◆ What you are asked to do:
Collect every line in the records below that contains the word "label".

◆ Task data:

---

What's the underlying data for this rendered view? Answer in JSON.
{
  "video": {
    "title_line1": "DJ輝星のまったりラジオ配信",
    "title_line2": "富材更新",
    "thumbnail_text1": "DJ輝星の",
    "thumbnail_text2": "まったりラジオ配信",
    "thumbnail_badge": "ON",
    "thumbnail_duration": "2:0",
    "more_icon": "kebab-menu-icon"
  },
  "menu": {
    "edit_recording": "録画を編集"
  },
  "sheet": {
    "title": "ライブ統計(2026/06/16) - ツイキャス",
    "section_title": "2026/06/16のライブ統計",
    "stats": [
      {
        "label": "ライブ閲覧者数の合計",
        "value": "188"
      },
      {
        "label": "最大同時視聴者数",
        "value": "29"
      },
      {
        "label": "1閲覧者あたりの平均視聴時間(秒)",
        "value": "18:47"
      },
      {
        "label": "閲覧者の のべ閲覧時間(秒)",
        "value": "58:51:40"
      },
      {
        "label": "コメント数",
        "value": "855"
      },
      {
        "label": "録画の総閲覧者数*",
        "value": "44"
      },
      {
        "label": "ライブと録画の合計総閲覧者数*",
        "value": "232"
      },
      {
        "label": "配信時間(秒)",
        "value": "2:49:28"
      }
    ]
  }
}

---

◆ Result:
        "label": "ライブ閲覧者数の合計",
        "label": "最大同時視聴者数",
        "label": "1閲覧者あたりの平均視聴時間(秒)",
        "label": "閲覧者の のべ閲覧時間(秒)",
        "label": "コメント数",
        "label": "録画の総閲覧者数*",
        "label": "ライブと録画の合計総閲覧者数*",
        "label": "配信時間(秒)",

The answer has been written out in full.